(The problem)
Say how many lines hold the string "УТЕЧКИ"; please write nothing but the number.
--- begin ---
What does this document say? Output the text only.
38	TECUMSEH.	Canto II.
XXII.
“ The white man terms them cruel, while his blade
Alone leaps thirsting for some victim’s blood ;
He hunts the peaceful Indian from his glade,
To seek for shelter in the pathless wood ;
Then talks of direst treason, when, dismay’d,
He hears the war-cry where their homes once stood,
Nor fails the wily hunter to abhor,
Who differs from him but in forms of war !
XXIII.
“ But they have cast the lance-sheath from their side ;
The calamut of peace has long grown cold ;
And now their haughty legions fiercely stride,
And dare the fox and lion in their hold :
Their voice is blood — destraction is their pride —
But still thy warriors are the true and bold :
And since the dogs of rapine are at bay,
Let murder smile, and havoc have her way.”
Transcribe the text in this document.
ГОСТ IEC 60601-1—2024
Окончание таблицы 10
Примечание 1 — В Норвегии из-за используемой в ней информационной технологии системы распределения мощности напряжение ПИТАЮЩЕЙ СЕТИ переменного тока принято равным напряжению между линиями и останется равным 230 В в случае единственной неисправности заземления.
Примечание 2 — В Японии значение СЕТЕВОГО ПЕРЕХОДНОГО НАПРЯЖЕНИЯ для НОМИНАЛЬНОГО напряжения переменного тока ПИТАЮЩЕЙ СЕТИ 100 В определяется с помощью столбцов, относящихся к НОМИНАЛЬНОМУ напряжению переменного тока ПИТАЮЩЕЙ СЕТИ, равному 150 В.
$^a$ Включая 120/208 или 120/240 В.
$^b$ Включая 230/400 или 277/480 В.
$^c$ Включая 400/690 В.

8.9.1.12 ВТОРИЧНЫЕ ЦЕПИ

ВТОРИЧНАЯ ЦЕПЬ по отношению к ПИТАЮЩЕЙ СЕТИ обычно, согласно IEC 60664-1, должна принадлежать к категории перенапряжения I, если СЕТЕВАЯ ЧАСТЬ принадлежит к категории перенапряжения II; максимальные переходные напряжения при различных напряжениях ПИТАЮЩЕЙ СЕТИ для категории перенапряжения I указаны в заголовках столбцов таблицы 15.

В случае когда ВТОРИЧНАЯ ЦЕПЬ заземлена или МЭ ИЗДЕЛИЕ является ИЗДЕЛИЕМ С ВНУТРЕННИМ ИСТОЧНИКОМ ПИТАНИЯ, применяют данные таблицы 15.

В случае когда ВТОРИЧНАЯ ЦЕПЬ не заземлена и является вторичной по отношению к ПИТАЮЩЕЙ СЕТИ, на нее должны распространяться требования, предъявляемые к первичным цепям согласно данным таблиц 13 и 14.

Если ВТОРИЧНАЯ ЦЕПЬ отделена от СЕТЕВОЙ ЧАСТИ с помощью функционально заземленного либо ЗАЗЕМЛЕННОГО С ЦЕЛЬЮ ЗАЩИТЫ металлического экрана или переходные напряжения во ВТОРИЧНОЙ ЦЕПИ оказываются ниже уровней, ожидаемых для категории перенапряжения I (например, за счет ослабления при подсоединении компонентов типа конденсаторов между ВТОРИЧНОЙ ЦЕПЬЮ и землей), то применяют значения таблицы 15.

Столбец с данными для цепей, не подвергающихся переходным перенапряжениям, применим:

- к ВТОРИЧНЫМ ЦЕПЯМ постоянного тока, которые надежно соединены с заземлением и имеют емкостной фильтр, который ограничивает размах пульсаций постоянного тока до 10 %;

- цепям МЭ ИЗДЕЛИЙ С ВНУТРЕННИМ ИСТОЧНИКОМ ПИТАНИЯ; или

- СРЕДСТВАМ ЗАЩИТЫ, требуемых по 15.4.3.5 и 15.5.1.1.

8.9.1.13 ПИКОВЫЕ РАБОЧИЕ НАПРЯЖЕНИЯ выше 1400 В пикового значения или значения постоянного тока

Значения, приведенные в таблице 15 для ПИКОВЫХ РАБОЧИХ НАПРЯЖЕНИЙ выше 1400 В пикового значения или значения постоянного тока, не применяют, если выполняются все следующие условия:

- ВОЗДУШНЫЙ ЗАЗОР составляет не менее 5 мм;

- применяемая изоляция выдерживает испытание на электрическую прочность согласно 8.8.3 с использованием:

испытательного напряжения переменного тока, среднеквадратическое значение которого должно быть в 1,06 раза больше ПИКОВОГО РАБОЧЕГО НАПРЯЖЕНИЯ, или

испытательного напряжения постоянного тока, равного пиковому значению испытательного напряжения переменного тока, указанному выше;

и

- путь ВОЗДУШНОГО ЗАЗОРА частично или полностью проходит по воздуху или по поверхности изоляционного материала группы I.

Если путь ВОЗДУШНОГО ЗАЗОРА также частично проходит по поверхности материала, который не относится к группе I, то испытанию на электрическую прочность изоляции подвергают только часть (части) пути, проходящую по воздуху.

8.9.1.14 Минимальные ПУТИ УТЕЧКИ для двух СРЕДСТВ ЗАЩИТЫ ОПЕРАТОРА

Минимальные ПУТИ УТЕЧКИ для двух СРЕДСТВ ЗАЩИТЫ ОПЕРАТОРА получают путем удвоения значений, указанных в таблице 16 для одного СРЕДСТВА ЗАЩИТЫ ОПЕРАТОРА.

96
--- end ---
(Solution below)
2